▶ PROBLEM STATEMENT: Reproduce the listing below word for word, keeping every line intact.

▶ RECORD EXTRACTS:
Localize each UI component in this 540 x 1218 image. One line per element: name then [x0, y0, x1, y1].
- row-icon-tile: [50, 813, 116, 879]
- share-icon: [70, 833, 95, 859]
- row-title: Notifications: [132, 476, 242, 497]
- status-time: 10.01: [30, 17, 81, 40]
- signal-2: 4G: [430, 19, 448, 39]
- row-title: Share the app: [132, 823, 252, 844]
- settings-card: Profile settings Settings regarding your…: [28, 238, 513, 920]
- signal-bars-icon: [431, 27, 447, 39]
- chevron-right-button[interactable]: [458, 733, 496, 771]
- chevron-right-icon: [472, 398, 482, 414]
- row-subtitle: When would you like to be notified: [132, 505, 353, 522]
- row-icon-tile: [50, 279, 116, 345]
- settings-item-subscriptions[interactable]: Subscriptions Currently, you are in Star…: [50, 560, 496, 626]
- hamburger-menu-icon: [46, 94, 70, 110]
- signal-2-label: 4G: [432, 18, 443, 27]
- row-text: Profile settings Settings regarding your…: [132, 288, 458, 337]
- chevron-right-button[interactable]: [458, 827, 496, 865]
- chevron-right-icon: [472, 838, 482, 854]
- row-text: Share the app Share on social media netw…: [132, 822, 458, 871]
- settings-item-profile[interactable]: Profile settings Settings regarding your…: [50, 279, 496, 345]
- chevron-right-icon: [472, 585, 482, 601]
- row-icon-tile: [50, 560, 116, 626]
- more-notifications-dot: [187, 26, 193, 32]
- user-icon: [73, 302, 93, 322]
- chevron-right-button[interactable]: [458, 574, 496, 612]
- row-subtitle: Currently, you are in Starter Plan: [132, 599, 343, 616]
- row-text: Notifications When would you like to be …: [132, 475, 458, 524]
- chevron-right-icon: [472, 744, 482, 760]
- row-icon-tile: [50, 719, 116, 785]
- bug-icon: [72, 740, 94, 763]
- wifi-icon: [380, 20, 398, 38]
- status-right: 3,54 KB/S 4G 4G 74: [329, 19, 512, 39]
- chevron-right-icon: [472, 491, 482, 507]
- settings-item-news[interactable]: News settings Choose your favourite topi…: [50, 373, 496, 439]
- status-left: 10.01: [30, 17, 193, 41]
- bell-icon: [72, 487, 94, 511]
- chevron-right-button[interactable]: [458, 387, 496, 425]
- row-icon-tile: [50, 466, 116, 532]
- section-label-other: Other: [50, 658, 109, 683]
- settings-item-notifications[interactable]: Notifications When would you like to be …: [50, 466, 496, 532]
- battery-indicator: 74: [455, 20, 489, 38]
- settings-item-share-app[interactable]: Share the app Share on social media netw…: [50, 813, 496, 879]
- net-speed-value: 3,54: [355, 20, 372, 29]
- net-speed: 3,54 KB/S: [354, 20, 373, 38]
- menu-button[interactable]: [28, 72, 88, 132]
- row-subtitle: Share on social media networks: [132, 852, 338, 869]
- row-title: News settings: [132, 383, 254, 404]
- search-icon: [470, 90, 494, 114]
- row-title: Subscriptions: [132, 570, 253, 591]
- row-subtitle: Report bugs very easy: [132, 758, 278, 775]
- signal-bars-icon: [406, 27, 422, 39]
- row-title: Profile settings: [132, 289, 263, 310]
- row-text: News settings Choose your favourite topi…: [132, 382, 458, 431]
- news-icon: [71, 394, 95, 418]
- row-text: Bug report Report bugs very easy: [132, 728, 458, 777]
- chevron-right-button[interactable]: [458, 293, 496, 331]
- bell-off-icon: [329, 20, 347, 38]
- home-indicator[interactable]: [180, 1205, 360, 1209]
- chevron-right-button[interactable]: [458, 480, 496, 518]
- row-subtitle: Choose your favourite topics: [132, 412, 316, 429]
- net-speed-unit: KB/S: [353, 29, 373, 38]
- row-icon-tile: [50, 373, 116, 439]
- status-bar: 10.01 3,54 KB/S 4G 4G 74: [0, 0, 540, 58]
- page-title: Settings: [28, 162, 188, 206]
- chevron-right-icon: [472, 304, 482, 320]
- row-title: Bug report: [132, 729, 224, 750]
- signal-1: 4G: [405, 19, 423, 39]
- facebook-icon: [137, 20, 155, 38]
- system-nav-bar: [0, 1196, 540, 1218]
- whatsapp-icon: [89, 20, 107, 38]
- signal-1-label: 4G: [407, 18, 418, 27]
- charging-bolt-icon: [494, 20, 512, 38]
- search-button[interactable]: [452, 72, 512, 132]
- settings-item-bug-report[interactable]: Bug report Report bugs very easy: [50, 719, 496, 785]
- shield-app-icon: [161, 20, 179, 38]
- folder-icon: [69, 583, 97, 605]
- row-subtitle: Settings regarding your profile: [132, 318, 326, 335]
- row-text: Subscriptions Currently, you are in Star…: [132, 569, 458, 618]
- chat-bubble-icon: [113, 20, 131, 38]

▶ OUTPUT OF THE EXERCISE:
Localize each UI component in this 540 x 1218 image. One line per element: name then [x0, y0, x1, y1].
- row-icon-tile: [50, 813, 116, 879]
- share-icon: [70, 833, 95, 859]
- row-title: Notifications: [132, 476, 242, 497]
- status-time: 10.01: [30, 17, 81, 40]
- signal-2: 4G: [430, 19, 448, 39]
- row-title: Share the app: [132, 823, 252, 844]
- settings-card: Profile settings Settings regarding your…: [28, 238, 513, 920]
- signal-bars-icon: [431, 27, 447, 39]
- chevron-right-button[interactable]: [458, 733, 496, 771]
- chevron-right-icon: [472, 398, 482, 414]
- row-subtitle: When would you like to be notified: [132, 505, 353, 522]
- row-icon-tile: [50, 279, 116, 345]
- settings-item-subscriptions[interactable]: Subscriptions Currently, you are in Star…: [50, 560, 496, 626]
- hamburger-menu-icon: [46, 94, 70, 110]
- signal-2-label: 4G: [432, 18, 443, 27]
- row-text: Profile settings Settings regarding your…: [132, 288, 458, 337]
- chevron-right-button[interactable]: [458, 827, 496, 865]
- chevron-right-icon: [472, 838, 482, 854]
- row-text: Share the app Share on social media netw…: [132, 822, 458, 871]
- settings-item-profile[interactable]: Profile settings Settings regarding your…: [50, 279, 496, 345]
- chevron-right-icon: [472, 585, 482, 601]
- row-icon-tile: [50, 560, 116, 626]
- more-notifications-dot: [187, 26, 193, 32]
- user-icon: [73, 302, 93, 322]
- chevron-right-button[interactable]: [458, 574, 496, 612]
- row-subtitle: Currently, you are in Starter Plan: [132, 599, 343, 616]
- row-text: Notifications When would you like to be …: [132, 475, 458, 524]
- chevron-right-icon: [472, 744, 482, 760]
- row-icon-tile: [50, 719, 116, 785]
- bug-icon: [72, 740, 94, 763]
- wifi-icon: [380, 20, 398, 38]
- status-right: 3,54 KB/S 4G 4G 74: [329, 19, 512, 39]
- chevron-right-icon: [472, 491, 482, 507]
- settings-item-news[interactable]: News settings Choose your favourite topi…: [50, 373, 496, 439]
- status-left: 10.01: [30, 17, 193, 41]
- bell-icon: [72, 487, 94, 511]
- chevron-right-button[interactable]: [458, 387, 496, 425]
- row-icon-tile: [50, 466, 116, 532]
- section-label-other: Other: [50, 658, 109, 683]
- settings-item-notifications[interactable]: Notifications When would you like to be …: [50, 466, 496, 532]
- battery-indicator: 74: [455, 20, 489, 38]
- settings-item-share-app[interactable]: Share the app Share on social media netw…: [50, 813, 496, 879]
- net-speed-value: 3,54: [355, 20, 372, 29]
- net-speed: 3,54 KB/S: [354, 20, 373, 38]
- menu-button[interactable]: [28, 72, 88, 132]
- row-subtitle: Share on social media networks: [132, 852, 338, 869]
- row-title: News settings: [132, 383, 254, 404]
- search-icon: [470, 90, 494, 114]
- row-title: Subscriptions: [132, 570, 253, 591]
- row-subtitle: Report bugs very easy: [132, 758, 278, 775]
- signal-bars-icon: [406, 27, 422, 39]
- row-title: Profile settings: [132, 289, 263, 310]
- row-text: News settings Choose your favourite topi…: [132, 382, 458, 431]
- news-icon: [71, 394, 95, 418]
- row-text: Bug report Report bugs very easy: [132, 728, 458, 777]
- chevron-right-button[interactable]: [458, 293, 496, 331]
- bell-off-icon: [329, 20, 347, 38]
- home-indicator[interactable]: [180, 1205, 360, 1209]
- chevron-right-button[interactable]: [458, 480, 496, 518]
- row-subtitle: Choose your favourite topics: [132, 412, 316, 429]
- net-speed-unit: KB/S: [353, 29, 373, 38]
- row-icon-tile: [50, 373, 116, 439]
- status-bar: 10.01 3,54 KB/S 4G 4G 74: [0, 0, 540, 58]
- page-title: Settings: [28, 162, 188, 206]
- chevron-right-icon: [472, 304, 482, 320]
- row-title: Bug report: [132, 729, 224, 750]
- signal-1: 4G: [405, 19, 423, 39]
- facebook-icon: [137, 20, 155, 38]
- system-nav-bar: [0, 1196, 540, 1218]
- whatsapp-icon: [89, 20, 107, 38]
- signal-1-label: 4G: [407, 18, 418, 27]
- charging-bolt-icon: [494, 20, 512, 38]
- search-button[interactable]: [452, 72, 512, 132]
- settings-item-bug-report[interactable]: Bug report Report bugs very easy: [50, 719, 496, 785]
- shield-app-icon: [161, 20, 179, 38]
- folder-icon: [69, 583, 97, 605]
- row-subtitle: Settings regarding your profile: [132, 318, 326, 335]
- row-text: Subscriptions Currently, you are in Star…: [132, 569, 458, 618]
- chat-bubble-icon: [113, 20, 131, 38]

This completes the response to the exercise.